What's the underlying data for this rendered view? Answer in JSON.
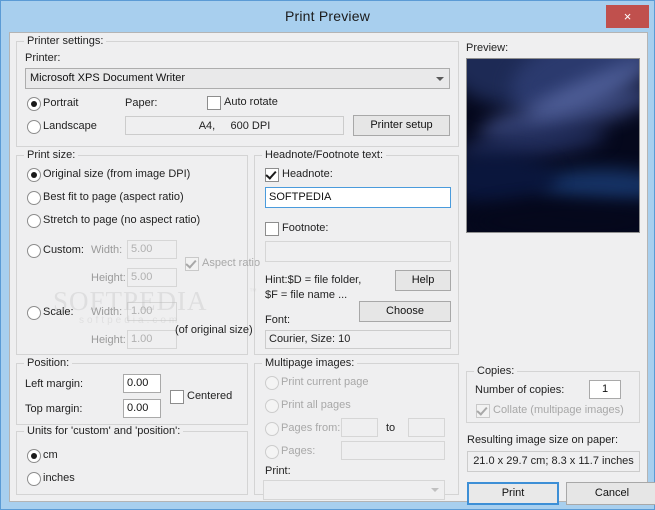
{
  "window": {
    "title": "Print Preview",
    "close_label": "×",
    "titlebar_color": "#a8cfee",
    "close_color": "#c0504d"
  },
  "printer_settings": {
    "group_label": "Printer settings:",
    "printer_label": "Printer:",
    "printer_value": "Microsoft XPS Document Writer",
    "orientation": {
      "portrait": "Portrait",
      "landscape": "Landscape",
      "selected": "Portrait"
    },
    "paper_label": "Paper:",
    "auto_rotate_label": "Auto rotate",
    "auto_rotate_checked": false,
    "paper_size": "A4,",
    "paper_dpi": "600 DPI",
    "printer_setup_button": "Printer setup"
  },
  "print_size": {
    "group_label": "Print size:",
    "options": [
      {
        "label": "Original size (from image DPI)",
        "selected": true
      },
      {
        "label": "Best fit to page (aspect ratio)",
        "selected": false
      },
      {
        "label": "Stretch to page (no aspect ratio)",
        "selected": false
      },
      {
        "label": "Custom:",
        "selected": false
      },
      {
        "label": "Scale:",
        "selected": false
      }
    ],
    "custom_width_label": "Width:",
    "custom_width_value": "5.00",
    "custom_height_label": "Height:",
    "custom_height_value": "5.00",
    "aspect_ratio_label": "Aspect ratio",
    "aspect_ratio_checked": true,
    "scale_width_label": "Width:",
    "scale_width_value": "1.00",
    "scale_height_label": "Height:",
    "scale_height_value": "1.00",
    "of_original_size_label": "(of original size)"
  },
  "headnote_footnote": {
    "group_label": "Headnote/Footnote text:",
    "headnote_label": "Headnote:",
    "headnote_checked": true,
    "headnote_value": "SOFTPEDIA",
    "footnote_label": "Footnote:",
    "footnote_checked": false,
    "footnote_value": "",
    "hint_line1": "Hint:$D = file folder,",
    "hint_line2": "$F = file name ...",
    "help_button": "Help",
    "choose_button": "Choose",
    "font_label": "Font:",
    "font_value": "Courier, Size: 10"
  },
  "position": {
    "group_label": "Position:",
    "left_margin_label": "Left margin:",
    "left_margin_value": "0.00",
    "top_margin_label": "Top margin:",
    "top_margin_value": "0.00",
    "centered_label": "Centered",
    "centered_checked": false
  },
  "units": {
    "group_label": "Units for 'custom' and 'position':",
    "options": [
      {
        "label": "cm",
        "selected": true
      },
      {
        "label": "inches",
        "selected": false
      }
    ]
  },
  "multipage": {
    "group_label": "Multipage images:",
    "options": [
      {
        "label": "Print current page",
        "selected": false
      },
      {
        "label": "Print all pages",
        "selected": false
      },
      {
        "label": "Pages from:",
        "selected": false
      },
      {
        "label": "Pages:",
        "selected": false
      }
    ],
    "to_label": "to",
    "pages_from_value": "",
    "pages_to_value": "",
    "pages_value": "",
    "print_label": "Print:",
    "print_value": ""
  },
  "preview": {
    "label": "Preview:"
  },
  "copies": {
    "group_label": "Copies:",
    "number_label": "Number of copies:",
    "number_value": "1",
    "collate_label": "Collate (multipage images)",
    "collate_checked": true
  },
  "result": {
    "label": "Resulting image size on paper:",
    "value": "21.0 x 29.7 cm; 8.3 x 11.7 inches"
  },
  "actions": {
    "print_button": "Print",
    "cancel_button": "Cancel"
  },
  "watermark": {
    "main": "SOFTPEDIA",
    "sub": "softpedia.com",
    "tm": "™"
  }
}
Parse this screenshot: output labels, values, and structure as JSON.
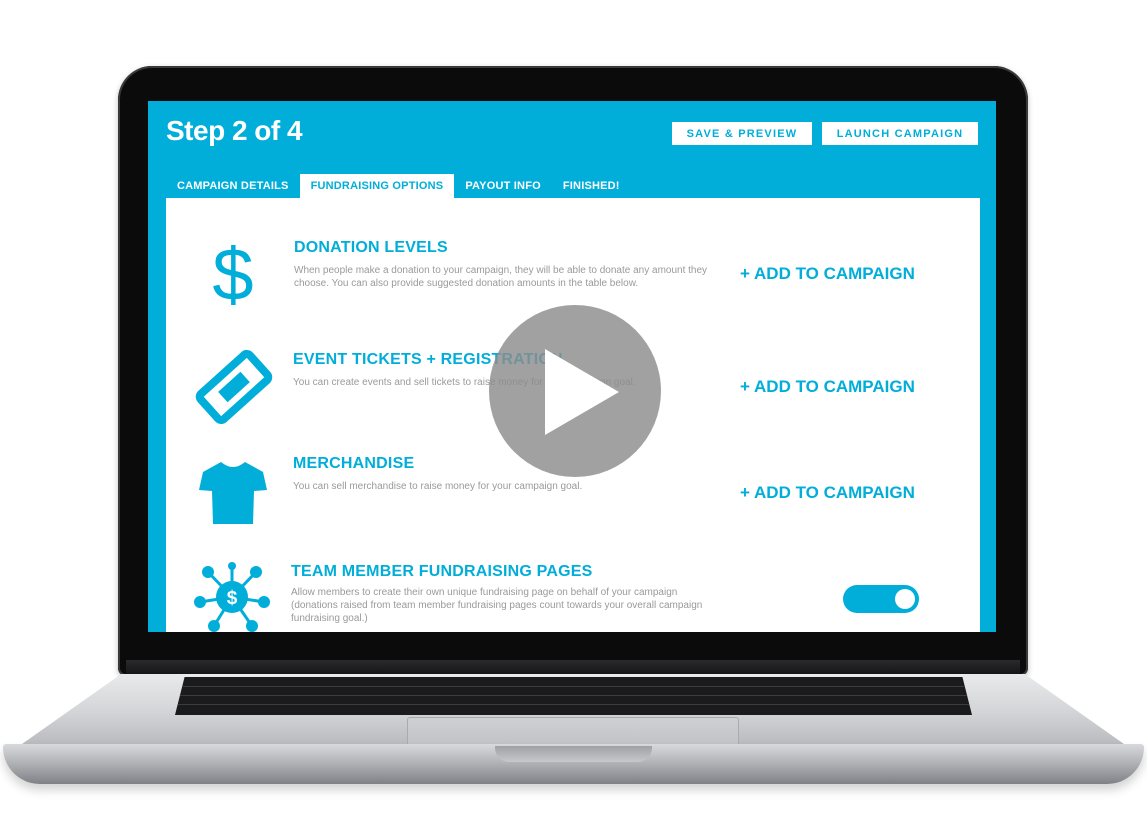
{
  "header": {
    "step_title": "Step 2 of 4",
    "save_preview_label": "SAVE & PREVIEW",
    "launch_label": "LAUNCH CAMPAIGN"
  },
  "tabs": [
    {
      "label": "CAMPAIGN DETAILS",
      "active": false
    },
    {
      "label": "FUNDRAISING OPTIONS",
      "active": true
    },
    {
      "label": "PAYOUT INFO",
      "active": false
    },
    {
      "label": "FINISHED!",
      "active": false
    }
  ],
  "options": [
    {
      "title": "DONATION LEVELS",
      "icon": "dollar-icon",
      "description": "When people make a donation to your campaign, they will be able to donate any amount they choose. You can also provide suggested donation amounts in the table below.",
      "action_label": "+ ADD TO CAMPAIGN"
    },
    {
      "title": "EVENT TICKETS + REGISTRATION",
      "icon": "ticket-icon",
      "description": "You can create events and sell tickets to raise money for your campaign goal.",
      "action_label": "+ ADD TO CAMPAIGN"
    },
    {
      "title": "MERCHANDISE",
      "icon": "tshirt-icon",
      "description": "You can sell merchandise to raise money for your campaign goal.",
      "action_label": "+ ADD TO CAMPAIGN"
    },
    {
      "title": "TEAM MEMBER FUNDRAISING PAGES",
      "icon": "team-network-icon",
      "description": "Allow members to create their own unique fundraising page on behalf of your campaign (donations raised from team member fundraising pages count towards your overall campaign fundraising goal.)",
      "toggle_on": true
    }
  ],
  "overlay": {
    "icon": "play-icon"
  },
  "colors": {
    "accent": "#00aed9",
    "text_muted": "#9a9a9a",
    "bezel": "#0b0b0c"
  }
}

+---+

Copy out each line word for word, please, skipping the images.

WRITTEN ANSWER:
What's the underlying data for this rendered view? Answer in JSON.
{
  "window": {
    "title": "Print Preview",
    "close_label": "×",
    "titlebar_color": "#a8cfee",
    "close_color": "#c0504d"
  },
  "printer_settings": {
    "group_label": "Printer settings:",
    "printer_label": "Printer:",
    "printer_value": "Microsoft XPS Document Writer",
    "orientation": {
      "portrait": "Portrait",
      "landscape": "Landscape",
      "selected": "Portrait"
    },
    "paper_label": "Paper:",
    "auto_rotate_label": "Auto rotate",
    "auto_rotate_checked": false,
    "paper_size": "A4,",
    "paper_dpi": "600 DPI",
    "printer_setup_button": "Printer setup"
  },
  "print_size": {
    "group_label": "Print size:",
    "options": [
      {
        "label": "Original size (from image DPI)",
        "selected": true
      },
      {
        "label": "Best fit to page (aspect ratio)",
        "selected": false
      },
      {
        "label": "Stretch to page (no aspect ratio)",
        "selected": false
      },
      {
        "label": "Custom:",
        "selected": false
      },
      {
        "label": "Scale:",
        "selected": false
      }
    ],
    "custom_width_label": "Width:",
    "custom_width_value": "5.00",
    "custom_height_label": "Height:",
    "custom_height_value": "5.00",
    "aspect_ratio_label": "Aspect ratio",
    "aspect_ratio_checked": true,
    "scale_width_label": "Width:",
    "scale_width_value": "1.00",
    "scale_height_label": "Height:",
    "scale_height_value": "1.00",
    "of_original_size_label": "(of original size)"
  },
  "headnote_footnote": {
    "group_label": "Headnote/Footnote text:",
    "headnote_label": "Headnote:",
    "headnote_checked": true,
    "headnote_value": "SOFTPEDIA",
    "footnote_label": "Footnote:",
    "footnote_checked": false,
    "footnote_value": "",
    "hint_line1": "Hint:$D = file folder,",
    "hint_line2": "$F = file name ...",
    "help_button": "Help",
    "choose_button": "Choose",
    "font_label": "Font:",
    "font_value": "Courier, Size: 10"
  },
  "position": {
    "group_label": "Position:",
    "left_margin_label": "Left margin:",
    "left_margin_value": "0.00",
    "top_margin_label": "Top margin:",
    "top_margin_value": "0.00",
    "centered_label": "Centered",
    "centered_checked": false
  },
  "units": {
    "group_label": "Units for 'custom' and 'position':",
    "options": [
      {
        "label": "cm",
        "selected": true
      },
      {
        "label": "inches",
        "selected": false
      }
    ]
  },
  "multipage": {
    "group_label": "Multipage images:",
    "options": [
      {
        "label": "Print current page",
        "selected": false
      },
      {
        "label": "Print all pages",
        "selected": false
      },
      {
        "label": "Pages from:",
        "selected": false
      },
      {
        "label": "Pages:",
        "selected": false
      }
    ],
    "to_label": "to",
    "pages_from_value": "",
    "pages_to_value": "",
    "pages_value": "",
    "print_label": "Print:",
    "print_value": ""
  },
  "preview": {
    "label": "Preview:"
  },
  "copies": {
    "group_label": "Copies:",
    "number_label": "Number of copies:",
    "number_value": "1",
    "collate_label": "Collate (multipage images)",
    "collate_checked": true
  },
  "result": {
    "label": "Resulting image size on paper:",
    "value": "21.0 x 29.7 cm; 8.3 x 11.7 inches"
  },
  "actions": {
    "print_button": "Print",
    "cancel_button": "Cancel"
  },
  "watermark": {
    "main": "SOFTPEDIA",
    "sub": "softpedia.com",
    "tm": "™"
  }
}
Parse this screenshot: output labels, values, and structure as JSON.
{
  "header": {
    "step_title": "Step 2 of 4",
    "save_preview_label": "SAVE & PREVIEW",
    "launch_label": "LAUNCH CAMPAIGN"
  },
  "tabs": [
    {
      "label": "CAMPAIGN DETAILS",
      "active": false
    },
    {
      "label": "FUNDRAISING OPTIONS",
      "active": true
    },
    {
      "label": "PAYOUT INFO",
      "active": false
    },
    {
      "label": "FINISHED!",
      "active": false
    }
  ],
  "options": [
    {
      "title": "DONATION LEVELS",
      "icon": "dollar-icon",
      "description": "When people make a donation to your campaign, they will be able to donate any amount they choose. You can also provide suggested donation amounts in the table below.",
      "action_label": "+ ADD TO CAMPAIGN"
    },
    {
      "title": "EVENT TICKETS + REGISTRATION",
      "icon": "ticket-icon",
      "description": "You can create events and sell tickets to raise money for your campaign goal.",
      "action_label": "+ ADD TO CAMPAIGN"
    },
    {
      "title": "MERCHANDISE",
      "icon": "tshirt-icon",
      "description": "You can sell merchandise to raise money for your campaign goal.",
      "action_label": "+ ADD TO CAMPAIGN"
    },
    {
      "title": "TEAM MEMBER FUNDRAISING PAGES",
      "icon": "team-network-icon",
      "description": "Allow members to create their own unique fundraising page on behalf of your campaign (donations raised from team member fundraising pages count towards your overall campaign fundraising goal.)",
      "toggle_on": true
    }
  ],
  "overlay": {
    "icon": "play-icon"
  },
  "colors": {
    "accent": "#00aed9",
    "text_muted": "#9a9a9a",
    "bezel": "#0b0b0c"
  }
}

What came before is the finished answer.